Instructions to follow
Convert the lines of the items below into a JSON list of strings, with each line as its own string and blank lines omitted.

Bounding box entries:
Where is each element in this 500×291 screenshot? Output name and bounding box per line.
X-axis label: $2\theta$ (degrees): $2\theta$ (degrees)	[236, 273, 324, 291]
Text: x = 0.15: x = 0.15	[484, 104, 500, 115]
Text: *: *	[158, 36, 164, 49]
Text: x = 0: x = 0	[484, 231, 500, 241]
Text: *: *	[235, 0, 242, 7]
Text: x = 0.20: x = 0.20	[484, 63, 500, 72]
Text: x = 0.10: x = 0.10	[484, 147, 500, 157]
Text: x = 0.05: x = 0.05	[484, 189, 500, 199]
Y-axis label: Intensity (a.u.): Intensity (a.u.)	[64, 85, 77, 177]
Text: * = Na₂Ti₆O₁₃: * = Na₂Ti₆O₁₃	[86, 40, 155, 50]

Output
[
  "Where is each element in this 500×291 screenshot? Output name and bounding box per line.",
  "X-axis label: $2\\theta$ (degrees): $2\\theta$ (degrees)\t[236, 273, 324, 291]",
  "Text: x = 0.15: x = 0.15\t[484, 104, 500, 115]",
  "Text: *: *\t[158, 36, 164, 49]",
  "Text: x = 0: x = 0\t[484, 231, 500, 241]",
  "Text: *: *\t[235, 0, 242, 7]",
  "Text: x = 0.20: x = 0.20\t[484, 63, 500, 72]",
  "Text: x = 0.10: x = 0.10\t[484, 147, 500, 157]",
  "Text: x = 0.05: x = 0.05\t[484, 189, 500, 199]",
  "Y-axis label: Intensity (a.u.): Intensity (a.u.)\t[64, 85, 77, 177]",
  "Text: * = Na₂Ti₆O₁₃: * = Na₂Ti₆O₁₃\t[86, 40, 155, 50]"
]